TASK INPUTS.
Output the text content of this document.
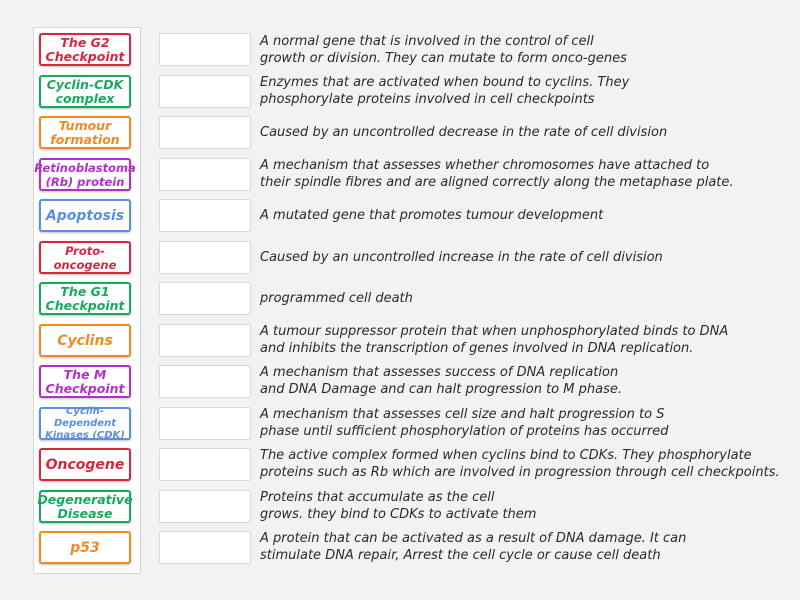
The G2
Checkpoint
Cyclin-CDK
complex
Tumour
formation
Retinoblastoma
(Rb) protein
Apoptosis
Proto-oncogene
The G1
Checkpoint
Cyclins
The M
Checkpoint
Cyclin-Dependent
Kinases (CDK)
Oncogene
Degenerative
Disease
p53
A normal gene that is involved in the control of cell
growth or division. They can mutate to form onco-genes
Enzymes that are activated when bound to cyclins. They
phosphorylate proteins involved in cell checkpoints
Caused by an uncontrolled decrease in the rate of cell division
A mechanism that assesses whether chromosomes have attached to
their spindle fibres and are aligned correctly along the metaphase plate.
A mutated gene that promotes tumour development
Caused by an uncontrolled increase in the rate of cell division
programmed cell death
A tumour suppressor protein that when unphosphorylated binds to DNA
and inhibits the transcription of genes involved in DNA replication.
A mechanism that assesses success of DNA replication
and DNA Damage and can halt progression to M phase.
A mechanism that assesses cell size and halt progression to S
phase until sufficient phosphorylation of proteins has occurred
The active complex formed when cyclins bind to CDKs. They phosphorylate
proteins such as Rb which are involved in progression through cell checkpoints.
Proteins that accumulate as the cell
grows. they bind to CDKs to activate them
A protein that can be activated as a result of DNA damage. It can
stimulate DNA repair, Arrest the cell cycle or cause cell death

EXERCISE AIM.
Your answer should be one number: how many lines in the material hold the word "involved".

SOLUTION FOR THIS TASK.
4